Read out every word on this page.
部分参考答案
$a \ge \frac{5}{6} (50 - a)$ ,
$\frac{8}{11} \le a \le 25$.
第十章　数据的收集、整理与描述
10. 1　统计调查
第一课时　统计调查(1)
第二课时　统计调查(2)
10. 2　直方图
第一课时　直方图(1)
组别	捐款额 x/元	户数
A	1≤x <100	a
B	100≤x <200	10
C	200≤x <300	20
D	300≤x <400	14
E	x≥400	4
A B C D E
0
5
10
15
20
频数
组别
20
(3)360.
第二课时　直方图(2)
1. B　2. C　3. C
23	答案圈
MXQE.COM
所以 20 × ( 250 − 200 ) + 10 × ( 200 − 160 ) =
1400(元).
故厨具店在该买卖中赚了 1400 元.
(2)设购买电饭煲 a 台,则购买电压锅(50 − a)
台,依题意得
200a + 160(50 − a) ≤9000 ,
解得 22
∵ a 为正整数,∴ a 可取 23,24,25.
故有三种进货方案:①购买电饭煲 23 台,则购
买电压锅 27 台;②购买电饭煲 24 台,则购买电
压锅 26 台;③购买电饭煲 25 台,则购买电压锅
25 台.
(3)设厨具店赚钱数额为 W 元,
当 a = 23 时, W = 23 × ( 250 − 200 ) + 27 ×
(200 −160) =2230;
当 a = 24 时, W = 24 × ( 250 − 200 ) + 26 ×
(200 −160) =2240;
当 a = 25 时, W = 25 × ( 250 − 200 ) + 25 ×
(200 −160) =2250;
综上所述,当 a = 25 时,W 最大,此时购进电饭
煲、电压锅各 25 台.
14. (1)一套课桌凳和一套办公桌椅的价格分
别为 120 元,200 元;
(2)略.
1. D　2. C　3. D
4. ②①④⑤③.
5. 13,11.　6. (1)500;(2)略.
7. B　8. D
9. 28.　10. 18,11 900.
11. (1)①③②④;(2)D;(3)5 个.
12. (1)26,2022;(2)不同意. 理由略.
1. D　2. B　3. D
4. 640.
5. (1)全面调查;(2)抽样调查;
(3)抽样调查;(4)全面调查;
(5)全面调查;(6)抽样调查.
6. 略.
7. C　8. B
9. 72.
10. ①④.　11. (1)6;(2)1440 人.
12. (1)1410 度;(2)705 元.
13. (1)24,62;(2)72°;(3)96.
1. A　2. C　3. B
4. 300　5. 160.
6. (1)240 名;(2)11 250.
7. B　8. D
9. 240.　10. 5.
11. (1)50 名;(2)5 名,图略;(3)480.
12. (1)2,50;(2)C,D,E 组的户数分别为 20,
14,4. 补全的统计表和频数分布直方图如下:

*GOAL:*
Only the number is wanted: how many lines in the data include the word "全面调查"?

*FINISHED EXERCISE:*
3